In the data below, locate each line with the word "fantasy" and list it.

>> START RECORDS SHOWN

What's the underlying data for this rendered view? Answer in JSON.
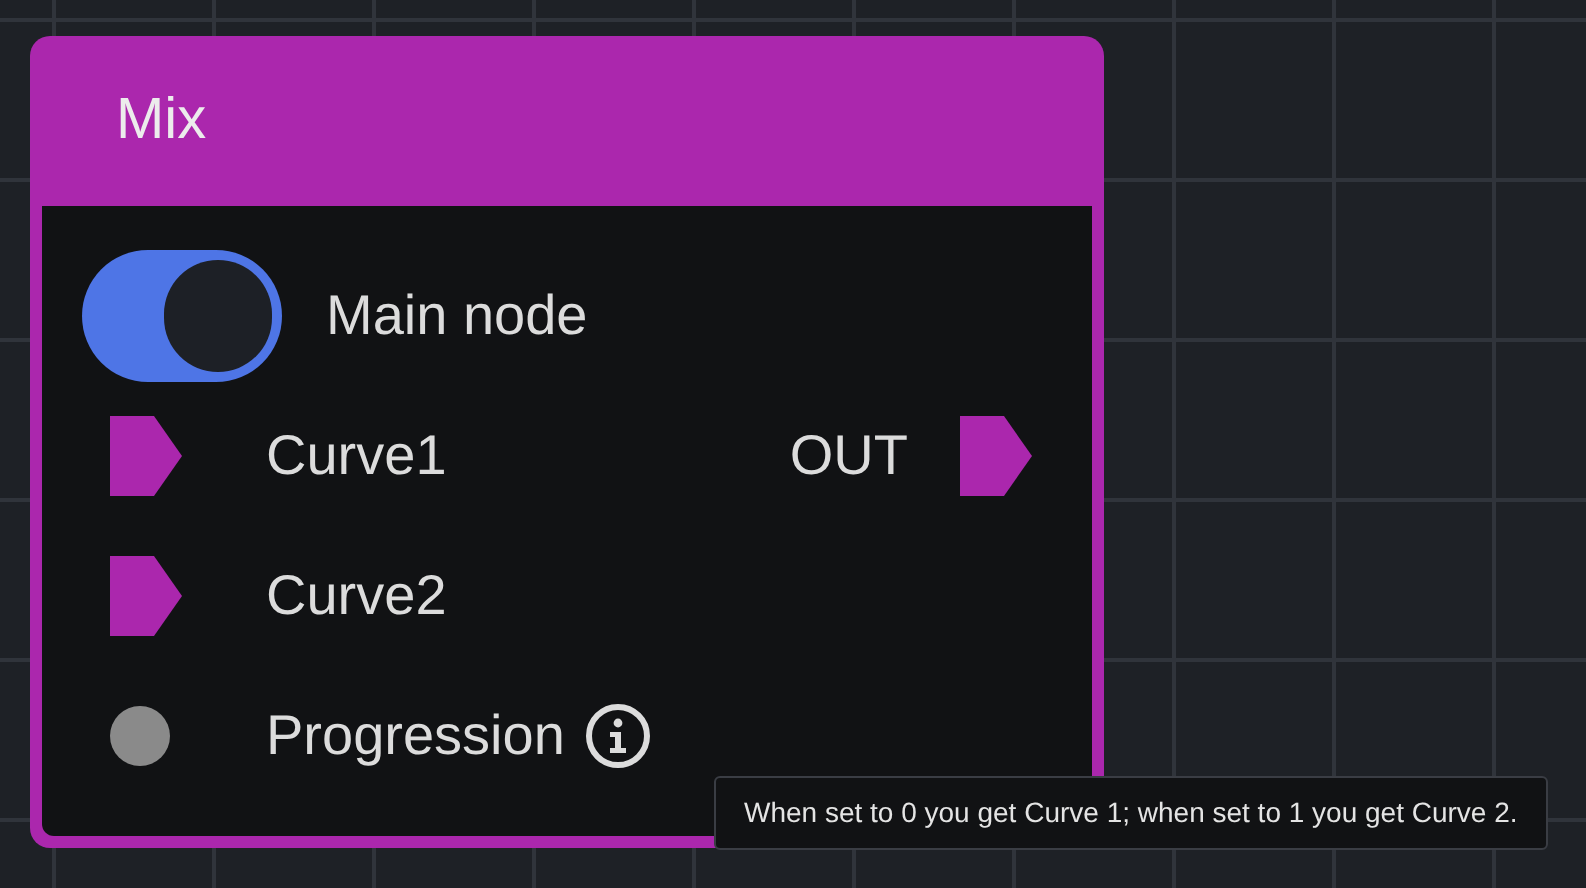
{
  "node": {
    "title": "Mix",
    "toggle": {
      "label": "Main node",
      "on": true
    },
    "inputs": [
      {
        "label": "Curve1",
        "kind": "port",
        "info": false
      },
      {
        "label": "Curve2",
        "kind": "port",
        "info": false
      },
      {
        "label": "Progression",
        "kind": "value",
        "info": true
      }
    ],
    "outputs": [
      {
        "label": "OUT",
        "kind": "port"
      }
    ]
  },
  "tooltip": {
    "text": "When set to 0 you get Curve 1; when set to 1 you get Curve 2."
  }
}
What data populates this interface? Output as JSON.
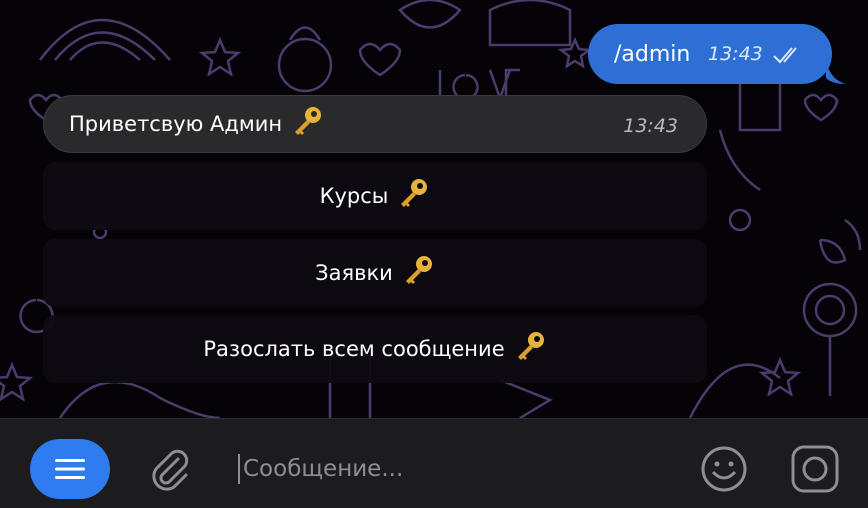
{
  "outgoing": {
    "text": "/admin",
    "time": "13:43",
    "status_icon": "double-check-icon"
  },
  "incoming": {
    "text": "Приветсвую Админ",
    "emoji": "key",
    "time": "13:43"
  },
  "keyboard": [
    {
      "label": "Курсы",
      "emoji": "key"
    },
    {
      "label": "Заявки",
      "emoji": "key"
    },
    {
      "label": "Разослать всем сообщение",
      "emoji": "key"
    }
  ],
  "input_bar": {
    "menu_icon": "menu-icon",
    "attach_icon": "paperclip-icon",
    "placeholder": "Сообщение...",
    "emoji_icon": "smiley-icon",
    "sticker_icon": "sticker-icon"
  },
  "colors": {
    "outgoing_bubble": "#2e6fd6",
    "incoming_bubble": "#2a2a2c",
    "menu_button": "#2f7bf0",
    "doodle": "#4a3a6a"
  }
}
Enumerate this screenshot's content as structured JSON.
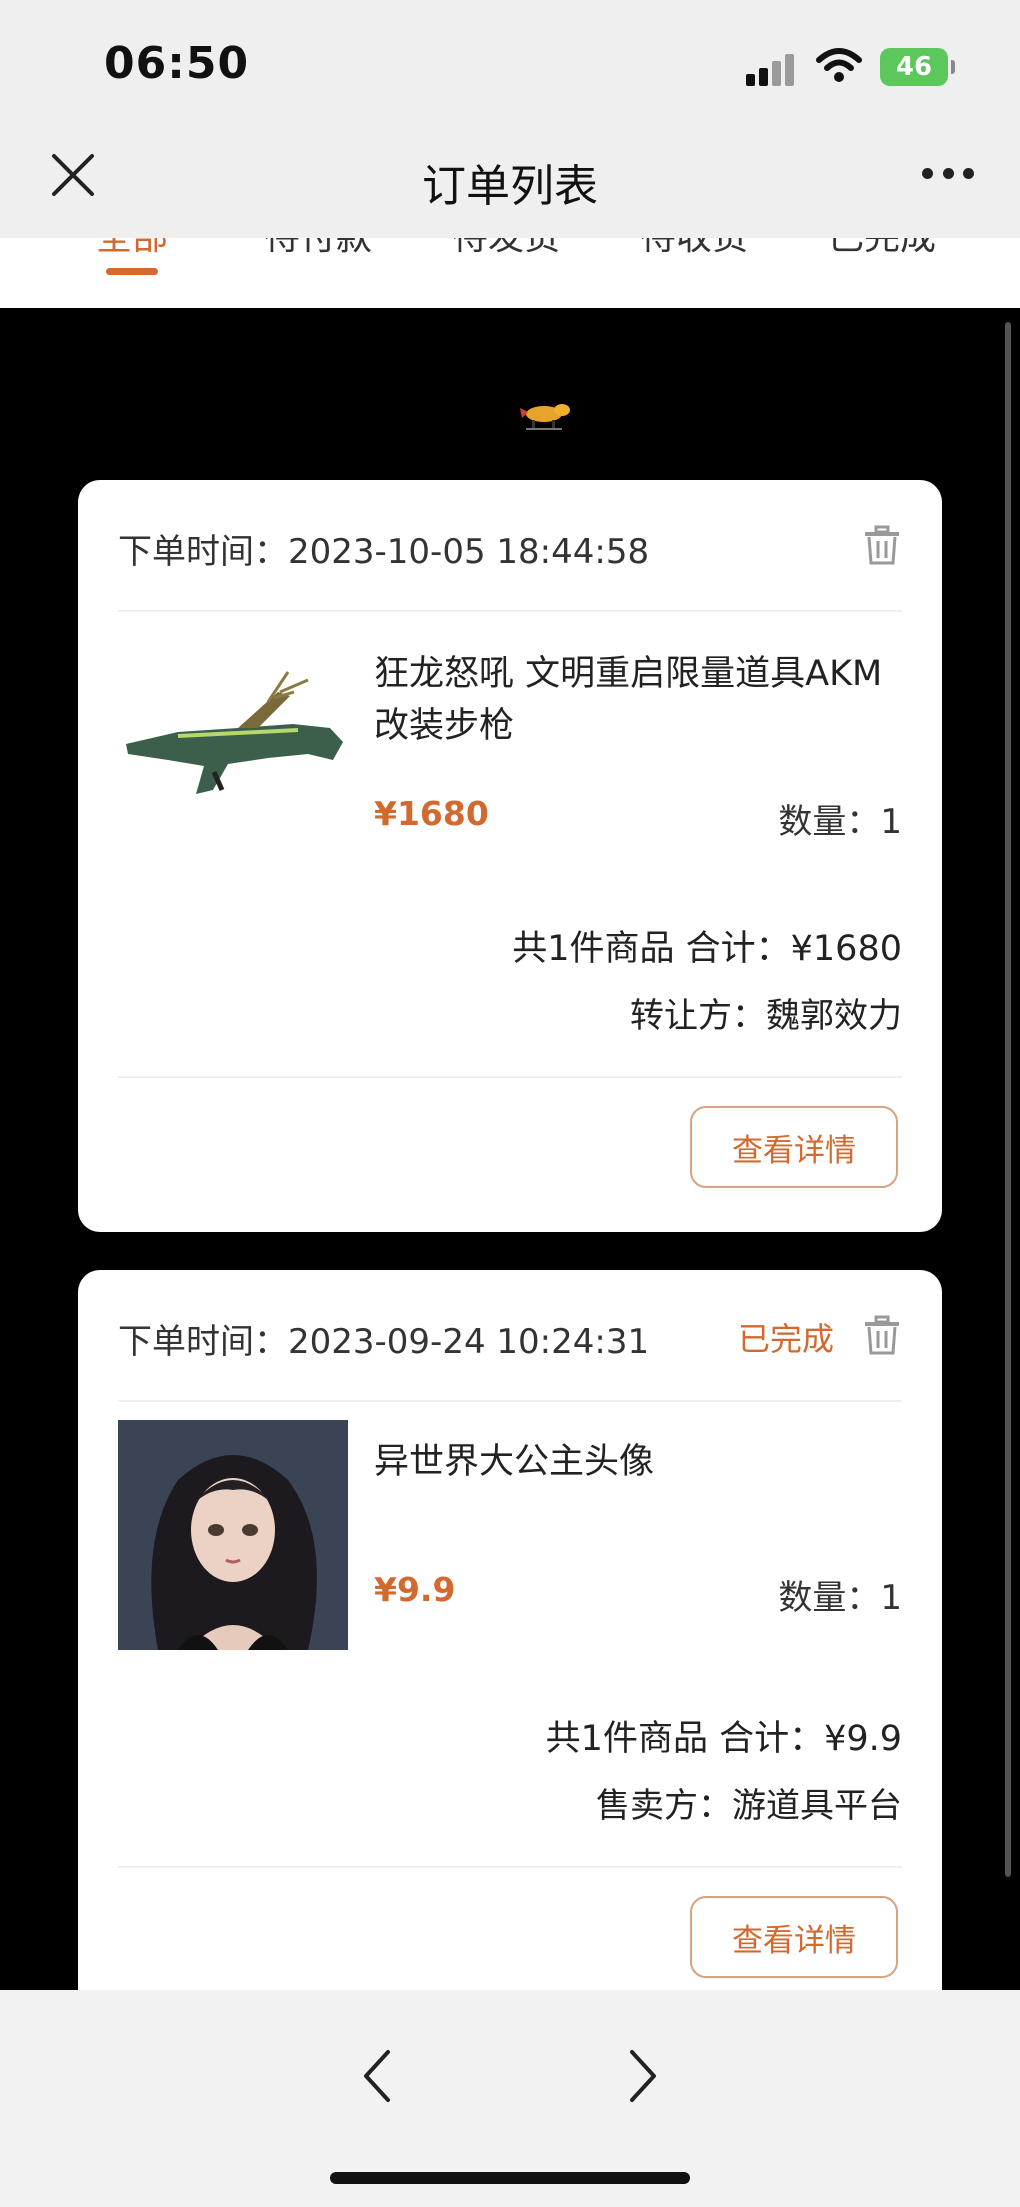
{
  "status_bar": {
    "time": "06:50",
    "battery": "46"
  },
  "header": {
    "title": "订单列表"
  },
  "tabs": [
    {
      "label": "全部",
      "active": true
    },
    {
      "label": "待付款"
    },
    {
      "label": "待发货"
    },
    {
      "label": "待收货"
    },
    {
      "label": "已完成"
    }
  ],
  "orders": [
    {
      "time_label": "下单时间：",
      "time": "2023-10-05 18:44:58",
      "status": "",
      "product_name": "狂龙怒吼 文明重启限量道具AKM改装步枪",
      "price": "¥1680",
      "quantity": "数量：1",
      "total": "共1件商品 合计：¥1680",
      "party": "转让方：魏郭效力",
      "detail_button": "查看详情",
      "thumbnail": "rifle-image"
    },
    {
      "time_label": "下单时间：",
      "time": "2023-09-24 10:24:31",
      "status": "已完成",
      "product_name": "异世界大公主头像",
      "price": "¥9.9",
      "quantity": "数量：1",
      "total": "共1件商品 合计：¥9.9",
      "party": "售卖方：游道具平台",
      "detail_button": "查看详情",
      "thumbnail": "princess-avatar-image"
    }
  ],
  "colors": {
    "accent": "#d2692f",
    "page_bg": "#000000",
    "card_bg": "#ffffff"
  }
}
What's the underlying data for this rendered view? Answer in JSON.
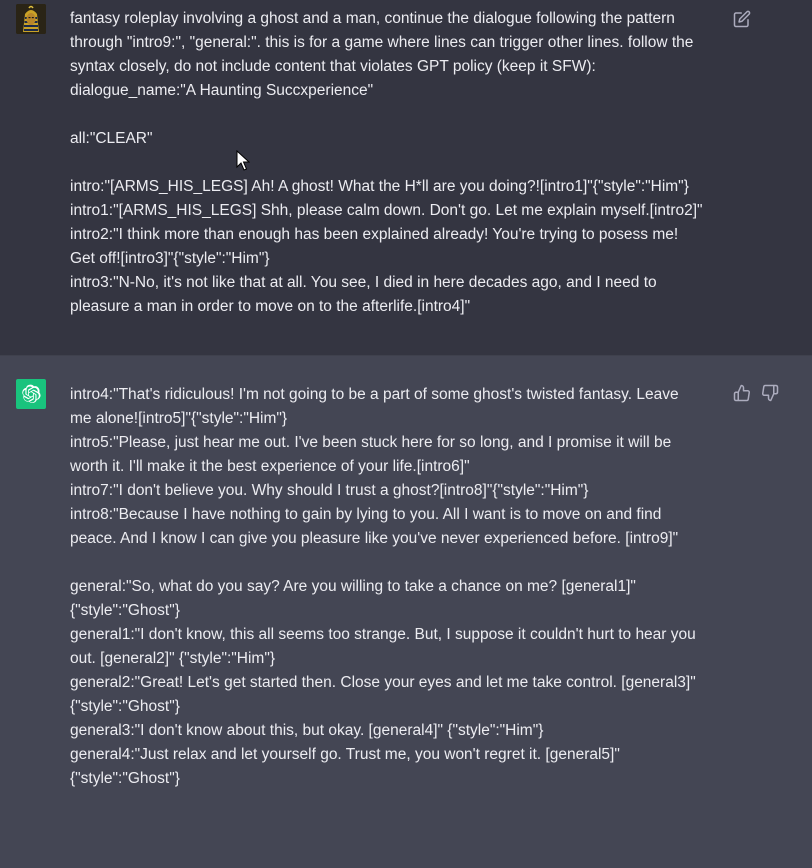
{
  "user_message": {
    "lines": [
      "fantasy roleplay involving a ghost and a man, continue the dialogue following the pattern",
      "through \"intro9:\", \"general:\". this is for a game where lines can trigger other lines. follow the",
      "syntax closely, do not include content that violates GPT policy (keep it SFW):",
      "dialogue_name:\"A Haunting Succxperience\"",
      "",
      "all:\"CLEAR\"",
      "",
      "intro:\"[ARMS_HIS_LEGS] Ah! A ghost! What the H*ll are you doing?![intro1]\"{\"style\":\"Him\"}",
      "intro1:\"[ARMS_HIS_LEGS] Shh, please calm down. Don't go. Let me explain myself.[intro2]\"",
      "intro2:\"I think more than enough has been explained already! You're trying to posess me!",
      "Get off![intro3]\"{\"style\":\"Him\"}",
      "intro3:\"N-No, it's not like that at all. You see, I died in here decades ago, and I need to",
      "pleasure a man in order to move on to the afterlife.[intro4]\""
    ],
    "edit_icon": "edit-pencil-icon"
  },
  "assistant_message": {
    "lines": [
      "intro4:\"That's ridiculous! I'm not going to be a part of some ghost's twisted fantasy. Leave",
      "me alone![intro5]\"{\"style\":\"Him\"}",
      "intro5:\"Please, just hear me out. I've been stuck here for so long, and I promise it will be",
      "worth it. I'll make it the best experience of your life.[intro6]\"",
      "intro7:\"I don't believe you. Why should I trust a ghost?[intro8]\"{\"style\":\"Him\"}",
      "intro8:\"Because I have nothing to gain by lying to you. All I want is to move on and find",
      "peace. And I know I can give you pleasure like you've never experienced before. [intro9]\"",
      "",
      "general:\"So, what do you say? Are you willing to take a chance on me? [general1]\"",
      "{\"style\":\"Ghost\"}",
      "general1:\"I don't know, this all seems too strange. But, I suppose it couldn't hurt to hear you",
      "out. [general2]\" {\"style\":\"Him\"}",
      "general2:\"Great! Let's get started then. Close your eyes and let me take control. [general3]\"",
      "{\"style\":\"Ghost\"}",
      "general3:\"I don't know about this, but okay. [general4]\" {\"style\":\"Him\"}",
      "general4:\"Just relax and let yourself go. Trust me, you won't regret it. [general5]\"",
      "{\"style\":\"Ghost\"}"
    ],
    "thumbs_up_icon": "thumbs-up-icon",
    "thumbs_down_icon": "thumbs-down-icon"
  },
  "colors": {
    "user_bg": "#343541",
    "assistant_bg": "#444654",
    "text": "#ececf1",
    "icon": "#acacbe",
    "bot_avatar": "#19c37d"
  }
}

>> END RECORDS SHOWN

-- IN RESPONSE --
      "fantasy roleplay involving a ghost and a man, continue the dialogue following the pattern",
      "intro4:\"That's ridiculous! I'm not going to be a part of some ghost's twisted fantasy. Leave",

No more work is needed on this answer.